Exclude all pictures, then copy each of the records exactly as written.

## Start

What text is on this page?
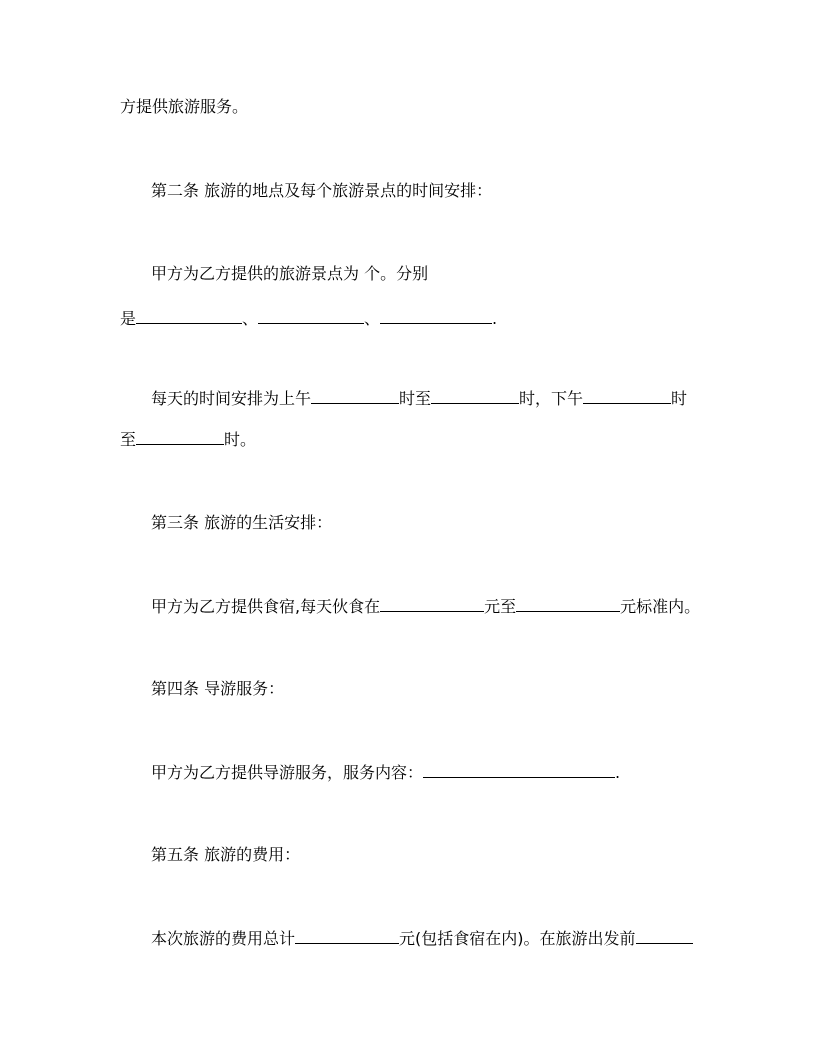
方提供旅游服务。
第二条 旅游的地点及每个旅游景点的时间安排：
甲方为乙方提供的旅游景点为 个。分别
是	、	、	.
每天的时间安排为上午	时至	时，下午	时
至	时。
第三条 旅游的生活安排：
甲方为乙方提供食宿,每天伙食在	元至	元标准内。
第四条 导游服务：
甲方为乙方提供导游服务，服务内容：	.
第五条 旅游的费用：
本次旅游的费用总计	元(包括食宿在内)。在旅游出发前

## End

[Answer to the problem]
What text is on this page?
方提供旅游服务。
第二条 旅游的地点及每个旅游景点的时间安排：
甲方为乙方提供的旅游景点为 个。分别
是	、	、	.
每天的时间安排为上午	时至	时，下午	时
至	时。
第三条 旅游的生活安排：
甲方为乙方提供食宿,每天伙食在	元至	元标准内。
第四条 导游服务：
甲方为乙方提供导游服务，服务内容：	.
第五条 旅游的费用：
本次旅游的费用总计	元(包括食宿在内)。在旅游出发前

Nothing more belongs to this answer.